▶ _EXERCISE DESCRIPTION_: From the material below, pick out and copy every line that contains the string "scores".

* * * * * * *

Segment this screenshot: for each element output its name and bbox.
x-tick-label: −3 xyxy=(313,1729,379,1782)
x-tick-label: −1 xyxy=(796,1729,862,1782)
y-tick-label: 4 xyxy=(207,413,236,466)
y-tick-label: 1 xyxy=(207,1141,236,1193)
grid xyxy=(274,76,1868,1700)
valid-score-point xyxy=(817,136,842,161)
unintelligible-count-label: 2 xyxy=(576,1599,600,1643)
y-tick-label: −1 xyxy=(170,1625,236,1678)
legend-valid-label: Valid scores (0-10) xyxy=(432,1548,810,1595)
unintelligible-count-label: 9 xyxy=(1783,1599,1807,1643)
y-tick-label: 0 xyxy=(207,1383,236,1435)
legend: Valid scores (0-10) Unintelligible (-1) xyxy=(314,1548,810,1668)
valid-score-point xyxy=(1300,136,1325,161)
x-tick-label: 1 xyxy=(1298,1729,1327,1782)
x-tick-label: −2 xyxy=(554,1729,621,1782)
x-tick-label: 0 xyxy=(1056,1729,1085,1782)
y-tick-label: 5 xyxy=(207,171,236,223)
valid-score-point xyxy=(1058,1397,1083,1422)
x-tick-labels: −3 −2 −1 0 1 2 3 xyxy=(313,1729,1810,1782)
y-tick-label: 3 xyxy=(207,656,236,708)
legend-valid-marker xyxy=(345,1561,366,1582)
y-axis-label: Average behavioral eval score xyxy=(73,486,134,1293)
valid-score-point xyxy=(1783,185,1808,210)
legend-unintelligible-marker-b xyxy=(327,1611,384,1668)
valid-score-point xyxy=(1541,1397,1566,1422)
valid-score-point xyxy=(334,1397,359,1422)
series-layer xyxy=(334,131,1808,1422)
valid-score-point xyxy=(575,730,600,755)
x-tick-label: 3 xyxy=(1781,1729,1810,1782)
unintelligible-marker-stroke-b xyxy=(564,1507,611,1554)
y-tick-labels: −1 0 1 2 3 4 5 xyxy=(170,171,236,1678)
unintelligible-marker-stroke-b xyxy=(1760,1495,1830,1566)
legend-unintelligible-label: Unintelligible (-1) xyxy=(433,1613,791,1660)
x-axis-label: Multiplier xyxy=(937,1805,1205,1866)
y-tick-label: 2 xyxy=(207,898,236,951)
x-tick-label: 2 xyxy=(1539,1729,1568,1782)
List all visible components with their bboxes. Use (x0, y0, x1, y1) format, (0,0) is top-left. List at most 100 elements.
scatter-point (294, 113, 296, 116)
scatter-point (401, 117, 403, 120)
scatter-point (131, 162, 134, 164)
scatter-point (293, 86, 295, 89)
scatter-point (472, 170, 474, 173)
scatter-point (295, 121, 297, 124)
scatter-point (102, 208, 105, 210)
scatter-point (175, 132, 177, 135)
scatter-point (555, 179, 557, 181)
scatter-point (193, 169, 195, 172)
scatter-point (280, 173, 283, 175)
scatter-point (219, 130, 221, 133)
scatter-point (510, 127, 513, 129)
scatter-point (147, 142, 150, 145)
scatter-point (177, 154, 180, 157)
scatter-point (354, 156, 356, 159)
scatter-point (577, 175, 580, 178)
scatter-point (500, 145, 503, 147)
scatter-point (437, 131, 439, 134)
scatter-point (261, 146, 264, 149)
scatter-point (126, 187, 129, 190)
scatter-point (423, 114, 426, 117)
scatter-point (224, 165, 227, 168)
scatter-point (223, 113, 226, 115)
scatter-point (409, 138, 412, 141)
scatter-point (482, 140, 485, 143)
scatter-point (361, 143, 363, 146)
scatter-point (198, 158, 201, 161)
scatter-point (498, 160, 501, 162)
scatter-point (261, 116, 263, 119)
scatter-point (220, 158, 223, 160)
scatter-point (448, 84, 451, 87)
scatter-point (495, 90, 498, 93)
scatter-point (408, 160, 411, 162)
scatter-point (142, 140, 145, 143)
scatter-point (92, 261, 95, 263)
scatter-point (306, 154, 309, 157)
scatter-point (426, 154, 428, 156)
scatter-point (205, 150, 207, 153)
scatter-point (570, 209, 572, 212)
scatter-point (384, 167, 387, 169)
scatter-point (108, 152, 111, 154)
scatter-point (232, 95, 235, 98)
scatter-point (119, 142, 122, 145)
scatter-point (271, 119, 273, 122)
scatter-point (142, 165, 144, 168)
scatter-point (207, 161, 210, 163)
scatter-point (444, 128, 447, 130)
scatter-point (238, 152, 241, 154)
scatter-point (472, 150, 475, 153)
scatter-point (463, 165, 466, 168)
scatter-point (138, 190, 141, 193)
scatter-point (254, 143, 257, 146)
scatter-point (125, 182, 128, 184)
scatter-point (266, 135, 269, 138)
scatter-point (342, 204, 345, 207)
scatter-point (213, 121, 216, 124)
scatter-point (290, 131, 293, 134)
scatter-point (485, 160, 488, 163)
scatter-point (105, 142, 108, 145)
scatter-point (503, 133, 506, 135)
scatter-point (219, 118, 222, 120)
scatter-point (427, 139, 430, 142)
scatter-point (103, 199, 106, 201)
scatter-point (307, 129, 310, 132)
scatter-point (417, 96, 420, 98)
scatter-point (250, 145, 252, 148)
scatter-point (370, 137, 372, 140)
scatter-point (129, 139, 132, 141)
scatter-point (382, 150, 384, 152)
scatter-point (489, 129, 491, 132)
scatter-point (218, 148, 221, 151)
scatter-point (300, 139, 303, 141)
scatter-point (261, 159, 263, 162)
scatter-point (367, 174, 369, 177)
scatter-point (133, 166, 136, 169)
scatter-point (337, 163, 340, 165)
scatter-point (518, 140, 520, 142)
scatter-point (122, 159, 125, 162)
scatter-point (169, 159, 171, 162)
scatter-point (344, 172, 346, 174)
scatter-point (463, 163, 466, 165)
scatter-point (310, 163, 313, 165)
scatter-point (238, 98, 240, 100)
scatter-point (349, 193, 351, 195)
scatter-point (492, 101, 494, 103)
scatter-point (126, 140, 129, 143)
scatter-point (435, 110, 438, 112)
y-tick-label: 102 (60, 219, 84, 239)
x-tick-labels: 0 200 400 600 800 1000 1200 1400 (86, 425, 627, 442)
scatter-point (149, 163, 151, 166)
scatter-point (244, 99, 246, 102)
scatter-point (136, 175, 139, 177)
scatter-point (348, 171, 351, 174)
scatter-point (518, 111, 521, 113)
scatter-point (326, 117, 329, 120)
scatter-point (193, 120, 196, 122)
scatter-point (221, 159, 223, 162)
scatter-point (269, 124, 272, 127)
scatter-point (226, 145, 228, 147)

* * * * * * *

▶ _SOLUTION TO THIS TASK_:
legend-valid-label: Valid scores (0-10) xyxy=(432,1548,810,1595)
legend: Valid scores (0-10) Unintelligible (-1) xyxy=(314,1548,810,1668)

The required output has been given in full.